Write out the whole listing word for word.

#### [PROVIDED DATA]
[START]
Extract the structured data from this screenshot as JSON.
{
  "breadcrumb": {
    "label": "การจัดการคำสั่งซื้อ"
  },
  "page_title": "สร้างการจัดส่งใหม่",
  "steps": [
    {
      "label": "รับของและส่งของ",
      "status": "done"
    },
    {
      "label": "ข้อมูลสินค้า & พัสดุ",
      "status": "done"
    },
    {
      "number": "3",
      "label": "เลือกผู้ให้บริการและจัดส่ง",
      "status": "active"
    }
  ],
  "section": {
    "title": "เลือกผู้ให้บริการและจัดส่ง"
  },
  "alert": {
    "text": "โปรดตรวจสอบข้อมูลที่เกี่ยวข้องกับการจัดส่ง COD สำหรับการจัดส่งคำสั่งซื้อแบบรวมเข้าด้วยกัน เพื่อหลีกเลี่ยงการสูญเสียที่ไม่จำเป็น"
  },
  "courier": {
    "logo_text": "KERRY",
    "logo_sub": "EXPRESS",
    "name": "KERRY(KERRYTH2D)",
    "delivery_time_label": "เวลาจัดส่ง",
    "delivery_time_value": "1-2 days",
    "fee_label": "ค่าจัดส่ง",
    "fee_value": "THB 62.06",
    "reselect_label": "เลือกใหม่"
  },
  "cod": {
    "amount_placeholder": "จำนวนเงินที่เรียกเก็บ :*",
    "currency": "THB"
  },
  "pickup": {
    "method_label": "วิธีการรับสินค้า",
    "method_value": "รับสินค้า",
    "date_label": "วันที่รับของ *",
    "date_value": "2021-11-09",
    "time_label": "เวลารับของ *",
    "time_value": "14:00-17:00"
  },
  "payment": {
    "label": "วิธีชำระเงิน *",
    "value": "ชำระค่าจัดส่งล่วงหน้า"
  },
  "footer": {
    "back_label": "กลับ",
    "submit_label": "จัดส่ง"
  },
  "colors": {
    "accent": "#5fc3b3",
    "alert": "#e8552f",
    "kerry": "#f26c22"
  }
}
[END]
#### [RESPONSE]
Extract the structured data from this screenshot as JSON.
{
  "breadcrumb": {
    "label": "การจัดการคำสั่งซื้อ"
  },
  "page_title": "สร้างการจัดส่งใหม่",
  "steps": [
    {
      "label": "รับของและส่งของ",
      "status": "done"
    },
    {
      "label": "ข้อมูลสินค้า & พัสดุ",
      "status": "done"
    },
    {
      "number": "3",
      "label": "เลือกผู้ให้บริการและจัดส่ง",
      "status": "active"
    }
  ],
  "section": {
    "title": "เลือกผู้ให้บริการและจัดส่ง"
  },
  "alert": {
    "text": "โปรดตรวจสอบข้อมูลที่เกี่ยวข้องกับการจัดส่ง COD สำหรับการจัดส่งคำสั่งซื้อแบบรวมเข้าด้วยกัน เพื่อหลีกเลี่ยงการสูญเสียที่ไม่จำเป็น"
  },
  "courier": {
    "logo_text": "KERRY",
    "logo_sub": "EXPRESS",
    "name": "KERRY(KERRYTH2D)",
    "delivery_time_label": "เวลาจัดส่ง",
    "delivery_time_value": "1-2 days",
    "fee_label": "ค่าจัดส่ง",
    "fee_value": "THB 62.06",
    "reselect_label": "เลือกใหม่"
  },
  "cod": {
    "amount_placeholder": "จำนวนเงินที่เรียกเก็บ :*",
    "currency": "THB"
  },
  "pickup": {
    "method_label": "วิธีการรับสินค้า",
    "method_value": "รับสินค้า",
    "date_label": "วันที่รับของ *",
    "date_value": "2021-11-09",
    "time_label": "เวลารับของ *",
    "time_value": "14:00-17:00"
  },
  "payment": {
    "label": "วิธีชำระเงิน *",
    "value": "ชำระค่าจัดส่งล่วงหน้า"
  },
  "footer": {
    "back_label": "กลับ",
    "submit_label": "จัดส่ง"
  },
  "colors": {
    "accent": "#5fc3b3",
    "alert": "#e8552f",
    "kerry": "#f26c22"
  }
}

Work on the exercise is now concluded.